= Material for this task =
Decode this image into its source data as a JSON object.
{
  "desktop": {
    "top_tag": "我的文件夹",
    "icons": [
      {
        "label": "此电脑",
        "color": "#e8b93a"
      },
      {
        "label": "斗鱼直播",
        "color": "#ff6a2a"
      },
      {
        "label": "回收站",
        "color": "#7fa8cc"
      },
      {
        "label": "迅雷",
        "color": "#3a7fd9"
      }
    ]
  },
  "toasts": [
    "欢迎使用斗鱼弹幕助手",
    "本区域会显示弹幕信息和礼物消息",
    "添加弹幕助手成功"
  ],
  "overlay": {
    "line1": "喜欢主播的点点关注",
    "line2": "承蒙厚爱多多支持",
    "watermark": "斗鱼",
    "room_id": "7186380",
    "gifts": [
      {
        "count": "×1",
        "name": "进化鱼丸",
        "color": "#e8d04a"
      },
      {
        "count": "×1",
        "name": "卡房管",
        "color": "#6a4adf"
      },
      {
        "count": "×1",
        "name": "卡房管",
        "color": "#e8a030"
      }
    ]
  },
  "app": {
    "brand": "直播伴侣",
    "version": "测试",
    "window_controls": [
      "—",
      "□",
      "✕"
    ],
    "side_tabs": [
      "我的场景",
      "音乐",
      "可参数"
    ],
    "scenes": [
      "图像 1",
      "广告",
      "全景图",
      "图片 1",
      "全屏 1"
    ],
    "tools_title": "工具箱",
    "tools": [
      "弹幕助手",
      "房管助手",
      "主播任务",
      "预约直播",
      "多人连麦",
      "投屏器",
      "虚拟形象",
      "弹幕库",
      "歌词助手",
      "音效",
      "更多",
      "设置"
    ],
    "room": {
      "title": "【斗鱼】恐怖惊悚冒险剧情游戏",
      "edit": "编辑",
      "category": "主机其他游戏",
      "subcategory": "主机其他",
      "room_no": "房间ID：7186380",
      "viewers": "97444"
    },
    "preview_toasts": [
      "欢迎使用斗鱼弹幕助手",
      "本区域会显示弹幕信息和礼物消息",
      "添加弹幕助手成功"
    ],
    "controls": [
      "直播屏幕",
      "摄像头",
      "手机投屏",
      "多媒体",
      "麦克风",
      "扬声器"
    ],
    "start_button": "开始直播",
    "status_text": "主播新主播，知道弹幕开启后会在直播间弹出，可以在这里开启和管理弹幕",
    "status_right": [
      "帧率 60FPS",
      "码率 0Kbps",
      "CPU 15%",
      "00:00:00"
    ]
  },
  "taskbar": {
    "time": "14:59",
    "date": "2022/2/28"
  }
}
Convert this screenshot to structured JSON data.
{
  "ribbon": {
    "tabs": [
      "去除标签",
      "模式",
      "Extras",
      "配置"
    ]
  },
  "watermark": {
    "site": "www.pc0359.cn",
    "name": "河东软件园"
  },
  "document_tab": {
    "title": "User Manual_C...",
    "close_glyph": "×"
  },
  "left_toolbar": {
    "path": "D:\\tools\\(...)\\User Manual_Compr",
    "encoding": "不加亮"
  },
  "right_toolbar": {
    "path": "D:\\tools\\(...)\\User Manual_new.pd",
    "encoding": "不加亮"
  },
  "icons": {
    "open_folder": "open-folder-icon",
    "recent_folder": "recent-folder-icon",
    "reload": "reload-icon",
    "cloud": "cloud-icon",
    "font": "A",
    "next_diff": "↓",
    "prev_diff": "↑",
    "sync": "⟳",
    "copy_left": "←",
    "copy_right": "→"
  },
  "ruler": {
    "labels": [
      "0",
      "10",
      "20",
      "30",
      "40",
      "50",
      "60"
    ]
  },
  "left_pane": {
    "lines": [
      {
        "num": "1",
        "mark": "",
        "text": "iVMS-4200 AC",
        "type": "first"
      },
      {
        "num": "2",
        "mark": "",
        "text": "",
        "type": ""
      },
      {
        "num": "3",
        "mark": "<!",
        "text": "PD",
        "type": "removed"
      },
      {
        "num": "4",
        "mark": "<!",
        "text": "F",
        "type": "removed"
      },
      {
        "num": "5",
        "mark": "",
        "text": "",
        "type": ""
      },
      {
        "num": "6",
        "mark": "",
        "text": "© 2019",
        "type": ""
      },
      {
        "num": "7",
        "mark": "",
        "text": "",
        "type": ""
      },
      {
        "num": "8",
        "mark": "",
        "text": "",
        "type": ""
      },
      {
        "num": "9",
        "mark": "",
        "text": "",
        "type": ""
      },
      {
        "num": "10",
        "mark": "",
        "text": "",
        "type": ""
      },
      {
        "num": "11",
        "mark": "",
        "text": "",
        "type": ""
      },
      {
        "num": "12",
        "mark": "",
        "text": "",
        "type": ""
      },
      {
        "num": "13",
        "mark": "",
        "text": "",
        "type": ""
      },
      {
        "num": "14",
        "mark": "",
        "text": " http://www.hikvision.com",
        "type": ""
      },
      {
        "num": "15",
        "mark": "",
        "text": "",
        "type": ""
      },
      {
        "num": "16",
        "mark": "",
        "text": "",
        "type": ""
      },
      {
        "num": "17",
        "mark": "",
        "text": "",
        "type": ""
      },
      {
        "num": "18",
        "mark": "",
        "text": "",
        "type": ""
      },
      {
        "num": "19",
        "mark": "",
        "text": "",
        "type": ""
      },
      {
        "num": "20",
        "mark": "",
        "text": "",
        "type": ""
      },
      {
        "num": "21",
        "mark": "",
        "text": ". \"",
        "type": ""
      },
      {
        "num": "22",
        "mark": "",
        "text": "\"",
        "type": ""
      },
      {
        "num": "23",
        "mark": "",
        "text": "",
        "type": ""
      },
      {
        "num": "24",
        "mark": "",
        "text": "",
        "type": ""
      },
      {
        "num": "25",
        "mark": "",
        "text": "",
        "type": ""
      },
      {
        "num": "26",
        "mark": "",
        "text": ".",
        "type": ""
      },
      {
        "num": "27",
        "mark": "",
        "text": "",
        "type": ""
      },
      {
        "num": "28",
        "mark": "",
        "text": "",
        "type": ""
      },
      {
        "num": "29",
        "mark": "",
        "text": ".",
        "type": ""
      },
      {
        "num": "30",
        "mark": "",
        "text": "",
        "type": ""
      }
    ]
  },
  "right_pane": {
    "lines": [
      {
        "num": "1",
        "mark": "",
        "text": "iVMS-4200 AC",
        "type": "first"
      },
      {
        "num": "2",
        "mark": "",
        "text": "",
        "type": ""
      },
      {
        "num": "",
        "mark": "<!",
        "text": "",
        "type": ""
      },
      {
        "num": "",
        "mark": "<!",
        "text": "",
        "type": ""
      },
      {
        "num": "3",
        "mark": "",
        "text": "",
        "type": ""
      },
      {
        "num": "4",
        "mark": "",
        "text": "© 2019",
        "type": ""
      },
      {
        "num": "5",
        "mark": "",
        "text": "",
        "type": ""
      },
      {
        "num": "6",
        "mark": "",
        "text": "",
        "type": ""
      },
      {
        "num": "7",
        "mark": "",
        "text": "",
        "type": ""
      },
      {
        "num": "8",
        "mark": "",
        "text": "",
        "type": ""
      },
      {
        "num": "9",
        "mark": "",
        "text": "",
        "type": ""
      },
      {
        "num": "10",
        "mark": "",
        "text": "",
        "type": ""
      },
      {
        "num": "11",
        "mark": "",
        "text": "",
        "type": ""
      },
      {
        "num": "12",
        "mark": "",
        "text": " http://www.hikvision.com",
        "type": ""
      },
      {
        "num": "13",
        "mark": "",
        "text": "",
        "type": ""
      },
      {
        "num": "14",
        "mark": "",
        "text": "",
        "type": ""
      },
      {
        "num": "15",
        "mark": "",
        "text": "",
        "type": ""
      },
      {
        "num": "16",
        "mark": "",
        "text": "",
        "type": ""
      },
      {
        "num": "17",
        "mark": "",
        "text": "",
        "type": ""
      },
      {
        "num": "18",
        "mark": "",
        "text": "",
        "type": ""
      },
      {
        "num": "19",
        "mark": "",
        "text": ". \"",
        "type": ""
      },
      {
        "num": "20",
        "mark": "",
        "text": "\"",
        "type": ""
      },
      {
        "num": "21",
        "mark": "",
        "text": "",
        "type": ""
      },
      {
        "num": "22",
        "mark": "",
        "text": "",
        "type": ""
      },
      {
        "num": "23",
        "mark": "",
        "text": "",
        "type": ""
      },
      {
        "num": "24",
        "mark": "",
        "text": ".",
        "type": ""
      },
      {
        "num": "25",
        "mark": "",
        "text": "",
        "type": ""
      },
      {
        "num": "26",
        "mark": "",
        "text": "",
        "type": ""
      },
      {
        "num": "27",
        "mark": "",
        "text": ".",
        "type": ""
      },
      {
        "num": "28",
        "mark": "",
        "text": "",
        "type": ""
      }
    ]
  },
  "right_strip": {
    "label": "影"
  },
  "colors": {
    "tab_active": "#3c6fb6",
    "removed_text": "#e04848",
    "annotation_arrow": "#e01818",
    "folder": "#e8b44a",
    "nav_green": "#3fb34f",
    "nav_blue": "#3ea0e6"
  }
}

= Task goal =
Return all lines containing the word "name".

= Written answer =
        "name": "进化鱼丸",
        "name": "卡房管",
        "name": "卡房管",
    "name": "河东软件园"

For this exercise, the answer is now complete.